Can you transcribe every entry word for word, skipping the images?

* Begin Supplied entries *

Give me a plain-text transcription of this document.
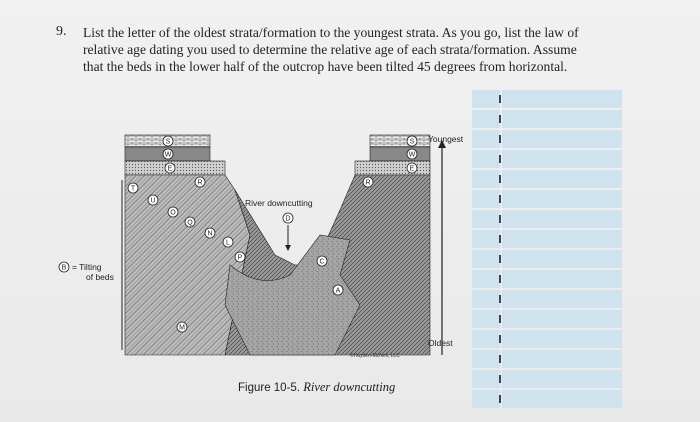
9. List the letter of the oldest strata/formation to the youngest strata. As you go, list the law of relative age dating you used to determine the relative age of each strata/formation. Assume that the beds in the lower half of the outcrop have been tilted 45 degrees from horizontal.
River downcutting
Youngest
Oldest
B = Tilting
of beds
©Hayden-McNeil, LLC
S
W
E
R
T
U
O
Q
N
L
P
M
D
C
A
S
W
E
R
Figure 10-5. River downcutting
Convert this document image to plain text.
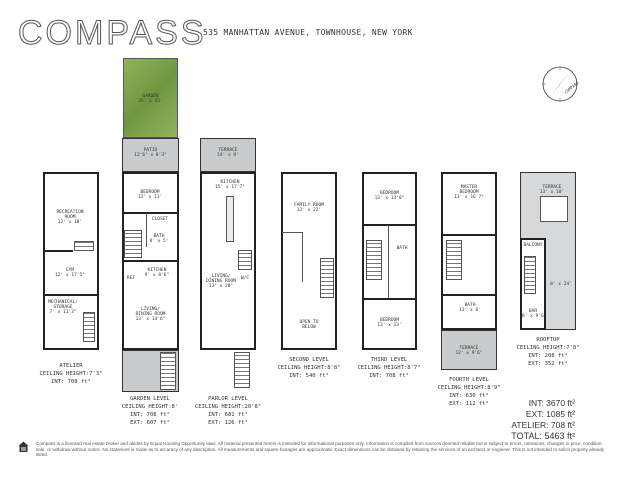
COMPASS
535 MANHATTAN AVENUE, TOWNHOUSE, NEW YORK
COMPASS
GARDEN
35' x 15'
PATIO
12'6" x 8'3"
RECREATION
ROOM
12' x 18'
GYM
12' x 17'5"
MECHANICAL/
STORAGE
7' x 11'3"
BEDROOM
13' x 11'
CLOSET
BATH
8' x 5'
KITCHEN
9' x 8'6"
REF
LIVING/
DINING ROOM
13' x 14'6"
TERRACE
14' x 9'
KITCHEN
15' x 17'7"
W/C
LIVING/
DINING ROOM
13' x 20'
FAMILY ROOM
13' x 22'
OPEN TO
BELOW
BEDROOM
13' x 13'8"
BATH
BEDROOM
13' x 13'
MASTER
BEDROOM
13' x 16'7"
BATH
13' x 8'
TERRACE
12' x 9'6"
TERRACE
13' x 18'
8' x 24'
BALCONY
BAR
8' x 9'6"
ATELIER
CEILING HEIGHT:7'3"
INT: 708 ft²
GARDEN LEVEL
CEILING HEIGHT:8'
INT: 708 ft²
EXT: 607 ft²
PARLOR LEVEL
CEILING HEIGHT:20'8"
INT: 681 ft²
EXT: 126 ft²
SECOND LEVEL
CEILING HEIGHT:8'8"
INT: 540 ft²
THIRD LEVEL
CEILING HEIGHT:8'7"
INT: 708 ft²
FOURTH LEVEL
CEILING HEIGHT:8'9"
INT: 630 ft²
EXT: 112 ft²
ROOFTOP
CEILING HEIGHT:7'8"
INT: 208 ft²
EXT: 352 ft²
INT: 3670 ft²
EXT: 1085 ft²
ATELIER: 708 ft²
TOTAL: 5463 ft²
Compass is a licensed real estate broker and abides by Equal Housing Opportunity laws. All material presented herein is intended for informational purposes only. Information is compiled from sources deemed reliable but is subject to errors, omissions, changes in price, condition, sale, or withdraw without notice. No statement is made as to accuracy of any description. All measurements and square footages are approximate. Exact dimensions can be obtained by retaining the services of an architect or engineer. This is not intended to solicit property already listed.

* End Supplied entries *

Problem solution =>
Give me a plain-text transcription of this document.
9. List the letter of the oldest strata/formation to the youngest strata. As you go, list the law of relative age dating you used to determine the relative age of each strata/formation. Assume that the beds in the lower half of the outcrop have been tilted 45 degrees from horizontal.
River downcutting
Youngest
Oldest
B = Tilting
of beds
©Hayden-McNeil, LLC
S
W
E
R
T
U
O
Q
N
L
P
M
D
C
A
S
W
E
R
Figure 10-5. River downcutting
Convert this document image to plain text.
COMPASS
535 MANHATTAN AVENUE, TOWNHOUSE, NEW YORK
COMPASS
GARDEN
35' x 15'
PATIO
12'6" x 8'3"
RECREATION
ROOM
12' x 18'
GYM
12' x 17'5"
MECHANICAL/
STORAGE
7' x 11'3"
BEDROOM
13' x 11'
CLOSET
BATH
8' x 5'
KITCHEN
9' x 8'6"
REF
LIVING/
DINING ROOM
13' x 14'6"
TERRACE
14' x 9'
KITCHEN
15' x 17'7"
W/C
LIVING/
DINING ROOM
13' x 20'
FAMILY ROOM
13' x 22'
OPEN TO
BELOW
BEDROOM
13' x 13'8"
BATH
BEDROOM
13' x 13'
MASTER
BEDROOM
13' x 16'7"
BATH
13' x 8'
TERRACE
12' x 9'6"
TERRACE
13' x 18'
8' x 24'
BALCONY
BAR
8' x 9'6"
ATELIER
CEILING HEIGHT:7'3"
INT: 708 ft²
GARDEN LEVEL
CEILING HEIGHT:8'
INT: 708 ft²
EXT: 607 ft²
PARLOR LEVEL
CEILING HEIGHT:20'8"
INT: 681 ft²
EXT: 126 ft²
SECOND LEVEL
CEILING HEIGHT:8'8"
INT: 540 ft²
THIRD LEVEL
CEILING HEIGHT:8'7"
INT: 708 ft²
FOURTH LEVEL
CEILING HEIGHT:8'9"
INT: 630 ft²
EXT: 112 ft²
ROOFTOP
CEILING HEIGHT:7'8"
INT: 208 ft²
EXT: 352 ft²
INT: 3670 ft²
EXT: 1085 ft²
ATELIER: 708 ft²
TOTAL: 5463 ft²
Compass is a licensed real estate broker and abides by Equal Housing Opportunity laws. All material presented herein is intended for informational purposes only. Information is compiled from sources deemed reliable but is subject to errors, omissions, changes in price, condition, sale, or withdraw without notice. No statement is made as to accuracy of any description. All measurements and square footages are approximate. Exact dimensions can be obtained by retaining the services of an architect or engineer. This is not intended to solicit property already listed.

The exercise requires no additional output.